Work to be completed -
Copy each line below without leaving any out.

Extracted data entries

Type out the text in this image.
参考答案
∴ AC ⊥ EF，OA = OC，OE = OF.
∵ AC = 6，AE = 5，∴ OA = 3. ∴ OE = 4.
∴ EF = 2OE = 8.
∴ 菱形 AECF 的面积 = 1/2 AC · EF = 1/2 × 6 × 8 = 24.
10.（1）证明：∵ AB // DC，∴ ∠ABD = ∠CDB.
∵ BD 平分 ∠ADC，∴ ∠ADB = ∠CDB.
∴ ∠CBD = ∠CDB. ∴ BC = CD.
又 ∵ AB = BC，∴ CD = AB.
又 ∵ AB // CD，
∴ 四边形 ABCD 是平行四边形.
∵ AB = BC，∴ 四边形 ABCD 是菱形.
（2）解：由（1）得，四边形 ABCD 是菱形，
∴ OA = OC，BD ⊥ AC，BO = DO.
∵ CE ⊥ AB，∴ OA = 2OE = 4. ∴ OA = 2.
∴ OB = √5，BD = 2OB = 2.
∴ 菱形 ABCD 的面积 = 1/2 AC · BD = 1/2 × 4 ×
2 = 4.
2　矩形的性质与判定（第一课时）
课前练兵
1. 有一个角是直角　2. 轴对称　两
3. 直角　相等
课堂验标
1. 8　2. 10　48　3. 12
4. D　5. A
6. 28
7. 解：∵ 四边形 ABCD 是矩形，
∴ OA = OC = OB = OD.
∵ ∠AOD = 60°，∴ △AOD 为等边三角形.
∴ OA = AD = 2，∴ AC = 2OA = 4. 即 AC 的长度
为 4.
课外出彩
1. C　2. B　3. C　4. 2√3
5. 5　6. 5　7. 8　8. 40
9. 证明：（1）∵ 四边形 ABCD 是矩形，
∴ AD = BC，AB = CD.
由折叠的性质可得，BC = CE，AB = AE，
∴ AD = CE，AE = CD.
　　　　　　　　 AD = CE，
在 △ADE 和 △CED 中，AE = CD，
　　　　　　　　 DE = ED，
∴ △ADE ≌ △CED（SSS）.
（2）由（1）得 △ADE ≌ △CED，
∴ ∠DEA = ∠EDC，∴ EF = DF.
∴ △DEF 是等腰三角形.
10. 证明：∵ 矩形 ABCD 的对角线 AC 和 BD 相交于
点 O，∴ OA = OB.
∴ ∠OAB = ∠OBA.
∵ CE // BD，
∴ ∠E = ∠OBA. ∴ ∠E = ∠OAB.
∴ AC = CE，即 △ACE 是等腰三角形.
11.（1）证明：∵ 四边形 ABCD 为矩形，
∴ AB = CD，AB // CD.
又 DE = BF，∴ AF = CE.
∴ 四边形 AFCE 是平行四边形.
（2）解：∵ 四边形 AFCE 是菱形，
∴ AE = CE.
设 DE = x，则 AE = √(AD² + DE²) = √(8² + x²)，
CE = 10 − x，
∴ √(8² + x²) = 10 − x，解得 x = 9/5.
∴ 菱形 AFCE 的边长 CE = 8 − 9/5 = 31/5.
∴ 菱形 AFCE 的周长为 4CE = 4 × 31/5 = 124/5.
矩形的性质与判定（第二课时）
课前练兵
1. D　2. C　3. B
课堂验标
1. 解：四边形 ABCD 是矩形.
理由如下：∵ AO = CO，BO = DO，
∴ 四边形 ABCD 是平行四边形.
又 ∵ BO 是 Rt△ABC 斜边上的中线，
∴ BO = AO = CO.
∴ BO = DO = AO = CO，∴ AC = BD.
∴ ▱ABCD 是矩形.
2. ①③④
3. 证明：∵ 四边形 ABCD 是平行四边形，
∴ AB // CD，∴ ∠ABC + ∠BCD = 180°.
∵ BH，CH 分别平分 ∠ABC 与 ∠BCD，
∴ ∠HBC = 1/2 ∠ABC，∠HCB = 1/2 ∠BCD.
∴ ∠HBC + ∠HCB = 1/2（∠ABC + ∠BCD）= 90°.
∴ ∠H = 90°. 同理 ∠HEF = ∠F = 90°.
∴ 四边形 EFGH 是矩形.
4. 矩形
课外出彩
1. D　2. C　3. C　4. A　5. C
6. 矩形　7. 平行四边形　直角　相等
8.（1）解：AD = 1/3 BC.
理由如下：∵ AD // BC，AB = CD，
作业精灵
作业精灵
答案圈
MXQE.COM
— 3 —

Worked solution -
Type out the text in this image.
参考答案
∴ AC ⊥ EF，OA = OC，OE = OF.
∵ AC = 6，AE = 5，∴ OA = 3. ∴ OE = 4.
∴ EF = 2OE = 8.
∴ 菱形 AECF 的面积 = 1/2 AC · EF = 1/2 × 6 × 8 = 24.
10.（1）证明：∵ AB // DC，∴ ∠ABD = ∠CDB.
∵ BD 平分 ∠ADC，∴ ∠ADB = ∠CDB.
∴ ∠CBD = ∠CDB. ∴ BC = CD.
又 ∵ AB = BC，∴ CD = AB.
又 ∵ AB // CD，
∴ 四边形 ABCD 是平行四边形.
∵ AB = BC，∴ 四边形 ABCD 是菱形.
（2）解：由（1）得，四边形 ABCD 是菱形，
∴ OA = OC，BD ⊥ AC，BO = DO.
∵ CE ⊥ AB，∴ OA = 2OE = 4. ∴ OA = 2.
∴ OB = √5，BD = 2OB = 2.
∴ 菱形 ABCD 的面积 = 1/2 AC · BD = 1/2 × 4 ×
2 = 4.
2　矩形的性质与判定（第一课时）
课前练兵
1. 有一个角是直角　2. 轴对称　两
3. 直角　相等
课堂验标
1. 8　2. 10　48　3. 12
4. D　5. A
6. 28
7. 解：∵ 四边形 ABCD 是矩形，
∴ OA = OC = OB = OD.
∵ ∠AOD = 60°，∴ △AOD 为等边三角形.
∴ OA = AD = 2，∴ AC = 2OA = 4. 即 AC 的长度
为 4.
课外出彩
1. C　2. B　3. C　4. 2√3
5. 5　6. 5　7. 8　8. 40
9. 证明：（1）∵ 四边形 ABCD 是矩形，
∴ AD = BC，AB = CD.
由折叠的性质可得，BC = CE，AB = AE，
∴ AD = CE，AE = CD.
　　　　　　　　 AD = CE，
在 △ADE 和 △CED 中，AE = CD，
　　　　　　　　 DE = ED，
∴ △ADE ≌ △CED（SSS）.
（2）由（1）得 △ADE ≌ △CED，
∴ ∠DEA = ∠EDC，∴ EF = DF.
∴ △DEF 是等腰三角形.
10. 证明：∵ 矩形 ABCD 的对角线 AC 和 BD 相交于
点 O，∴ OA = OB.
∴ ∠OAB = ∠OBA.
∵ CE // BD，
∴ ∠E = ∠OBA. ∴ ∠E = ∠OAB.
∴ AC = CE，即 △ACE 是等腰三角形.
11.（1）证明：∵ 四边形 ABCD 为矩形，
∴ AB = CD，AB // CD.
又 DE = BF，∴ AF = CE.
∴ 四边形 AFCE 是平行四边形.
（2）解：∵ 四边形 AFCE 是菱形，
∴ AE = CE.
设 DE = x，则 AE = √(AD² + DE²) = √(8² + x²)，
CE = 10 − x，
∴ √(8² + x²) = 10 − x，解得 x = 9/5.
∴ 菱形 AFCE 的边长 CE = 8 − 9/5 = 31/5.
∴ 菱形 AFCE 的周长为 4CE = 4 × 31/5 = 124/5.
矩形的性质与判定（第二课时）
课前练兵
1. D　2. C　3. B
课堂验标
1. 解：四边形 ABCD 是矩形.
理由如下：∵ AO = CO，BO = DO，
∴ 四边形 ABCD 是平行四边形.
又 ∵ BO 是 Rt△ABC 斜边上的中线，
∴ BO = AO = CO.
∴ BO = DO = AO = CO，∴ AC = BD.
∴ ▱ABCD 是矩形.
2. ①③④
3. 证明：∵ 四边形 ABCD 是平行四边形，
∴ AB // CD，∴ ∠ABC + ∠BCD = 180°.
∵ BH，CH 分别平分 ∠ABC 与 ∠BCD，
∴ ∠HBC = 1/2 ∠ABC，∠HCB = 1/2 ∠BCD.
∴ ∠HBC + ∠HCB = 1/2（∠ABC + ∠BCD）= 90°.
∴ ∠H = 90°. 同理 ∠HEF = ∠F = 90°.
∴ 四边形 EFGH 是矩形.
4. 矩形
课外出彩
1. D　2. C　3. C　4. A　5. C
6. 矩形　7. 平行四边形　直角　相等
8.（1）解：AD = 1/3 BC.
理由如下：∵ AD // BC，AB = CD，
作业精灵
作业精灵
答案圈
MXQE.COM
— 3 —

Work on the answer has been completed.